▶ [Work required]:
Restate the whole of the material. Keep every word, and drop the pictures.

[Records from a dataset]
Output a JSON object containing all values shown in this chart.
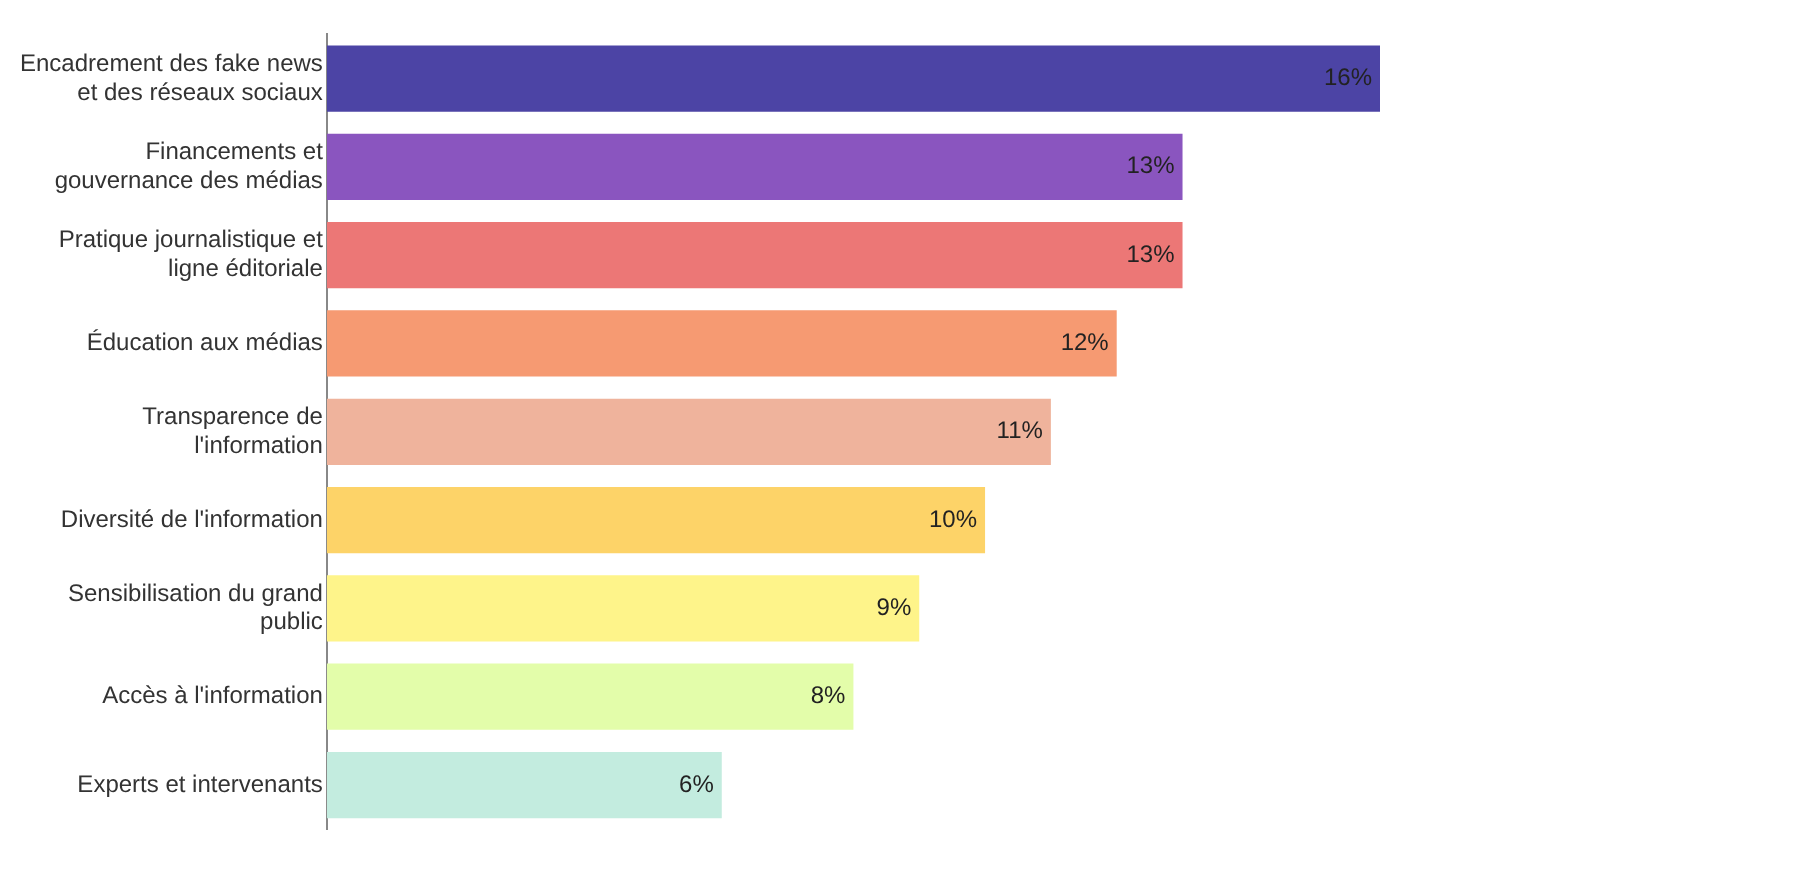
{
  "chart_data": {
    "type": "bar",
    "orientation": "horizontal",
    "categories": [
      "Encadrement des fake news et des réseaux sociaux",
      "Financements et gouvernance des médias",
      "Pratique journalistique et ligne éditoriale",
      "Éducation aux médias",
      "Transparence de l'information",
      "Diversité de l'information",
      "Sensibilisation du grand public",
      "Accès à l'information",
      "Experts et intervenants"
    ],
    "values": [
      16,
      13,
      13,
      12,
      11,
      10,
      9,
      8,
      6
    ],
    "colors": [
      "#4c44a5",
      "#8a55bf",
      "#ec7776",
      "#f69a72",
      "#efb39c",
      "#fdd368",
      "#fef48a",
      "#e3fdaa",
      "#c3ecdf"
    ],
    "value_labels": [
      "16%",
      "13%",
      "13%",
      "12%",
      "11%",
      "10%",
      "9%",
      "8%",
      "6%"
    ],
    "grid": false,
    "legend": false
  }
}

▶ [Solution to this exercise]:
Output a JSON object containing all values shown in this chart.
{
  "chart_data": {
    "type": "bar",
    "orientation": "horizontal",
    "categories": [
      "Encadrement des fake news et des réseaux sociaux",
      "Financements et gouvernance des médias",
      "Pratique journalistique et ligne éditoriale",
      "Éducation aux médias",
      "Transparence de l'information",
      "Diversité de l'information",
      "Sensibilisation du grand public",
      "Accès à l'information",
      "Experts et intervenants"
    ],
    "values": [
      16,
      13,
      13,
      12,
      11,
      10,
      9,
      8,
      6
    ],
    "colors": [
      "#4c44a5",
      "#8a55bf",
      "#ec7776",
      "#f69a72",
      "#efb39c",
      "#fdd368",
      "#fef48a",
      "#e3fdaa",
      "#c3ecdf"
    ],
    "value_labels": [
      "16%",
      "13%",
      "13%",
      "12%",
      "11%",
      "10%",
      "9%",
      "8%",
      "6%"
    ],
    "grid": false,
    "legend": false
  }
}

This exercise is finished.